++++ DATA SUPPLIED

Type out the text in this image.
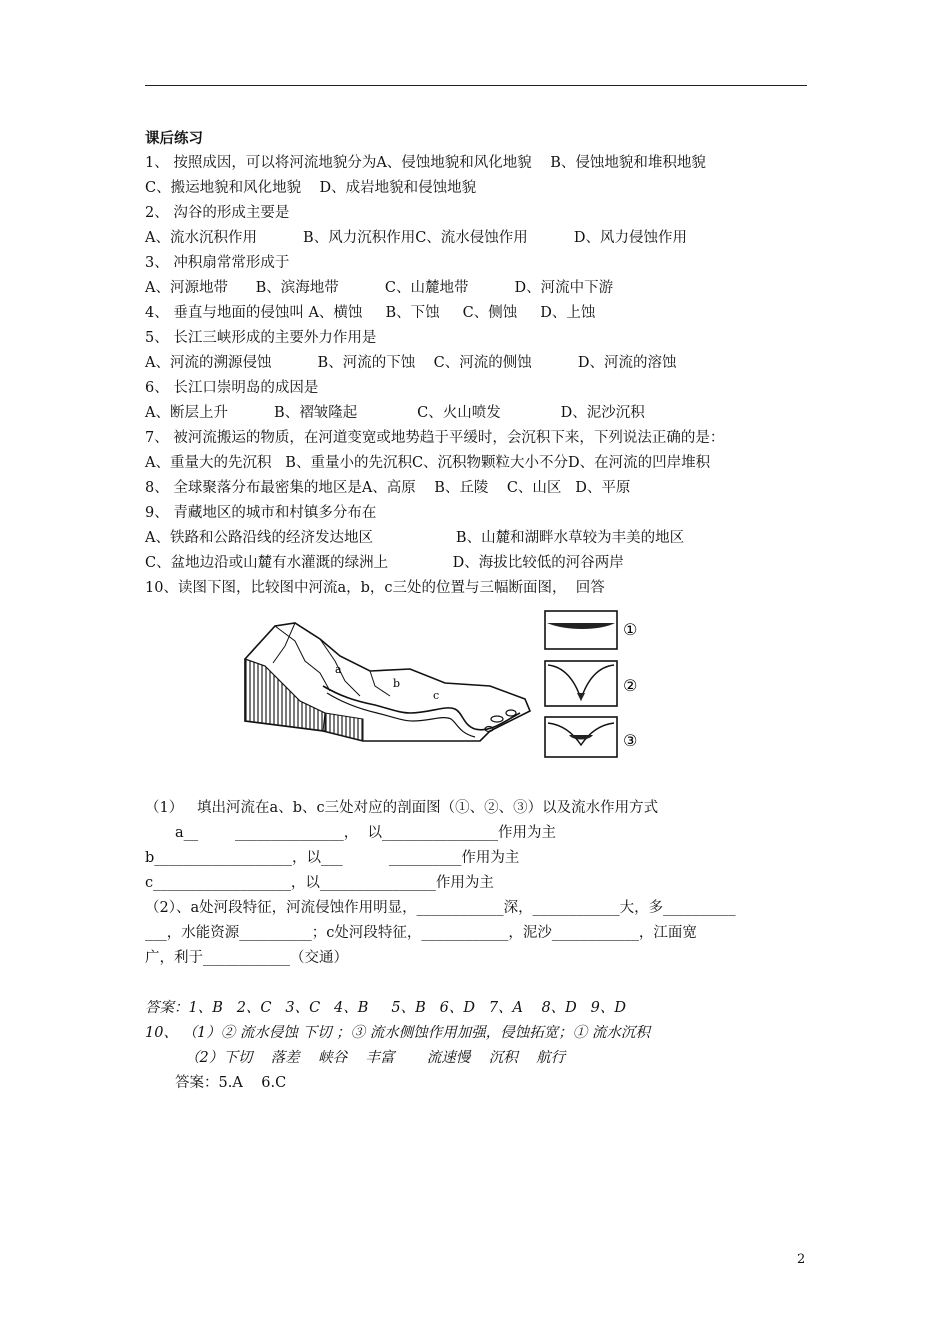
课后练习
1、 按照成因，可以将河流地貌分为A、侵蚀地貌和风化地貌    B、侵蚀地貌和堆积地貌
C、搬运地貌和风化地貌    D、成岩地貌和侵蚀地貌
2、 沟谷的形成主要是
A、流水沉积作用          B、风力沉积作用C、流水侵蚀作用          D、风力侵蚀作用
3、 冲积扇常常形成于
A、河源地带      B、滨海地带          C、山麓地带          D、河流中下游
4、 垂直与地面的侵蚀叫 A、横蚀     B、下蚀     C、侧蚀     D、上蚀
5、 长江三峡形成的主要外力作用是
A、河流的溯源侵蚀          B、河流的下蚀    C、河流的侧蚀          D、河流的溶蚀
6、 长江口崇明岛的成因是
A、断层上升          B、褶皱隆起             C、火山喷发             D、泥沙沉积
7、 被河流搬运的物质，在河道变宽或地势趋于平缓时，会沉积下来，下列说法正确的是：
A、重量大的先沉积   B、重量小的先沉积C、沉积物颗粒大小不分D、在河流的凹岸堆积
8、 全球聚落分布最密集的地区是A、高原    B、丘陵    C、山区   D、平原
9、 青藏地区的城市和村镇多分布在
A、铁路和公路沿线的经济发达地区                  B、山麓和湖畔水草较为丰美的地区
C、盆地边沿或山麓有水灌溉的绿洲上              D、海拔比较低的河谷两岸
10、读图下图，比较图中河流a，b，c三处的位置与三幅断面图，  回答
a
b
c
①
②
③
（1）   填出河流在a、b、c三处对应的剖面图（①、②、③）以及流水作用方式
a__        _______________，  以________________作用为主
b___________________，以___          __________作用为主
c___________________，以________________作用为主
（2）、a处河段特征，河流侵蚀作用明显，____________深，____________大，多__________
___，水能资源__________；c处河段特征，____________，泥沙____________，江面宽
广，利于____________（交通）
答案：1、B   2、C   3、C   4、B     5、B   6、D   7、A    8、D   9、D
10、 （1）② 流水侵蚀 下切 ；③ 流水侧蚀作用加强，侵蚀拓宽；① 流水沉积
（2）下切    落差    峡谷    丰富       流速慢    沉积    航行
答案：5.A    6.C
2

++++++++

WRITTEN INSTRUCTION:
Pictures are to be left out; the records above must be repeated word for word.

REPLY TO THE TASK:
Type out the text in this image.
课后练习
1、 按照成因，可以将河流地貌分为A、侵蚀地貌和风化地貌    B、侵蚀地貌和堆积地貌
C、搬运地貌和风化地貌    D、成岩地貌和侵蚀地貌
2、 沟谷的形成主要是
A、流水沉积作用          B、风力沉积作用C、流水侵蚀作用          D、风力侵蚀作用
3、 冲积扇常常形成于
A、河源地带      B、滨海地带          C、山麓地带          D、河流中下游
4、 垂直与地面的侵蚀叫 A、横蚀     B、下蚀     C、侧蚀     D、上蚀
5、 长江三峡形成的主要外力作用是
A、河流的溯源侵蚀          B、河流的下蚀    C、河流的侧蚀          D、河流的溶蚀
6、 长江口崇明岛的成因是
A、断层上升          B、褶皱隆起             C、火山喷发             D、泥沙沉积
7、 被河流搬运的物质，在河道变宽或地势趋于平缓时，会沉积下来，下列说法正确的是：
A、重量大的先沉积   B、重量小的先沉积C、沉积物颗粒大小不分D、在河流的凹岸堆积
8、 全球聚落分布最密集的地区是A、高原    B、丘陵    C、山区   D、平原
9、 青藏地区的城市和村镇多分布在
A、铁路和公路沿线的经济发达地区                  B、山麓和湖畔水草较为丰美的地区
C、盆地边沿或山麓有水灌溉的绿洲上              D、海拔比较低的河谷两岸
10、读图下图，比较图中河流a，b，c三处的位置与三幅断面图，  回答
a
b
c
①
②
③
（1）   填出河流在a、b、c三处对应的剖面图（①、②、③）以及流水作用方式
a__        _______________，  以________________作用为主
b___________________，以___          __________作用为主
c___________________，以________________作用为主
（2）、a处河段特征，河流侵蚀作用明显，____________深，____________大，多__________
___，水能资源__________；c处河段特征，____________，泥沙____________，江面宽
广，利于____________（交通）
答案：1、B   2、C   3、C   4、B     5、B   6、D   7、A    8、D   9、D
10、 （1）② 流水侵蚀 下切 ；③ 流水侧蚀作用加强，侵蚀拓宽；① 流水沉积
（2）下切    落差    峡谷    丰富       流速慢    沉积    航行
答案：5.A    6.C
2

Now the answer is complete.